§ Requirement
Write out each line from the data below that includes the word "تحویل".

* START Data to process *

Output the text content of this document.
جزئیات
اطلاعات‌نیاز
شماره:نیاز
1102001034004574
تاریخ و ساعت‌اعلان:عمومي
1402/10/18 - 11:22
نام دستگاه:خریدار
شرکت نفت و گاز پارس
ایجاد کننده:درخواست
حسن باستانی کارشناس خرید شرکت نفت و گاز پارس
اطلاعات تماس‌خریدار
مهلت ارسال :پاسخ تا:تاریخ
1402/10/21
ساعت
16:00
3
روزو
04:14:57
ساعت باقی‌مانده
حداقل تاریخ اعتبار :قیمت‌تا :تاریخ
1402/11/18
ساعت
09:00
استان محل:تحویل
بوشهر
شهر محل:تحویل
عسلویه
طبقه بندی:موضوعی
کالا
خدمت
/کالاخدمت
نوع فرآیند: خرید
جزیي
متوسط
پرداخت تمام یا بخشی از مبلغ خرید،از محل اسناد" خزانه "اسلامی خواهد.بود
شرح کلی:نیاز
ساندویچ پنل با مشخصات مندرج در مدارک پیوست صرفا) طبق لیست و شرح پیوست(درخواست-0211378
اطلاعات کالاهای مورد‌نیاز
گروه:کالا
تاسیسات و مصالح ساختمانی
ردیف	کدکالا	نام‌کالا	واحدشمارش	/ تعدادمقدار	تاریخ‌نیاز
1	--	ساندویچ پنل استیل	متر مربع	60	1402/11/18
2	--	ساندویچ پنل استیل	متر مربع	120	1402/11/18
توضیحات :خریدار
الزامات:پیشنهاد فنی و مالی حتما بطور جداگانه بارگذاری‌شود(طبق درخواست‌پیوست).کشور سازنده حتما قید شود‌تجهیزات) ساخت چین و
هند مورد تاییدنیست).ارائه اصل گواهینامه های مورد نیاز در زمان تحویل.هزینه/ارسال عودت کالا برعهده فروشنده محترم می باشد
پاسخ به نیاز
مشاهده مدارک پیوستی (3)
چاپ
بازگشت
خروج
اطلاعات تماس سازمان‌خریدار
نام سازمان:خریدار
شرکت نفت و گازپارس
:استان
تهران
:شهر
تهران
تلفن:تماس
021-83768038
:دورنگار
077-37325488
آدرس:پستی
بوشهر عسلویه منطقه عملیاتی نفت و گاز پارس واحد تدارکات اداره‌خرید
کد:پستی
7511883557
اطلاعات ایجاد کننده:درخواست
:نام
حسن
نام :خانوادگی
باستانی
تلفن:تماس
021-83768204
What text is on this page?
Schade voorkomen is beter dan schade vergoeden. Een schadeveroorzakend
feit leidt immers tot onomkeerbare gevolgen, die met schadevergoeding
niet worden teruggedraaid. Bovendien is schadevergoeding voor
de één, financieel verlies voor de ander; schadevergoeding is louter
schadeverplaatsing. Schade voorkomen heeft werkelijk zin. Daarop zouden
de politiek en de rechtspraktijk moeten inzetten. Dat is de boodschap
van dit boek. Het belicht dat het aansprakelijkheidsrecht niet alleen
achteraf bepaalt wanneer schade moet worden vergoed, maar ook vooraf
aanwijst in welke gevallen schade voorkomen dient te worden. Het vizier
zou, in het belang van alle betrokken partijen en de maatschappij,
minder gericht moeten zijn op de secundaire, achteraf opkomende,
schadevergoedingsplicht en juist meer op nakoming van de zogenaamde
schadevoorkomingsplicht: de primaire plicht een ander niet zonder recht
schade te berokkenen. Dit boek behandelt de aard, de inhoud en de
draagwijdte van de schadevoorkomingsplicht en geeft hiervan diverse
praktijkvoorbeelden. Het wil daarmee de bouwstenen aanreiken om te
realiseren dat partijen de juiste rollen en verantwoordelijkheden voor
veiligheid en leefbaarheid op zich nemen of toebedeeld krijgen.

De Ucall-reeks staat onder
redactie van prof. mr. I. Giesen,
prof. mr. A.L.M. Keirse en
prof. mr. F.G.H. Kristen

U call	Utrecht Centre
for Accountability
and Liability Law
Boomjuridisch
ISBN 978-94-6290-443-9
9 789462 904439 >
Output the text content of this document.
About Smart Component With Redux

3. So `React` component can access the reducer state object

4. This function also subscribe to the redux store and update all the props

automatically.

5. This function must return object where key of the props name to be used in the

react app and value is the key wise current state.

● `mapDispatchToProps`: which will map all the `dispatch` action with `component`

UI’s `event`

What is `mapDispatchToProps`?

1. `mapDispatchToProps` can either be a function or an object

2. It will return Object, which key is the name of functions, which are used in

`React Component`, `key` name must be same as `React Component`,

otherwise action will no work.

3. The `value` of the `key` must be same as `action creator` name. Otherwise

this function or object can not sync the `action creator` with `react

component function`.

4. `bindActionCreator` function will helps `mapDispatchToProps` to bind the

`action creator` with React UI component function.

* END Data to process *

§ Written response
استان محل:تحویل
شهر محل:تحویل
هند مورد تاییدنیست).ارائه اصل گواهینامه های مورد نیاز در زمان تحویل.هزینه/ارسال عودت کالا برعهده فروشنده محترم می باشد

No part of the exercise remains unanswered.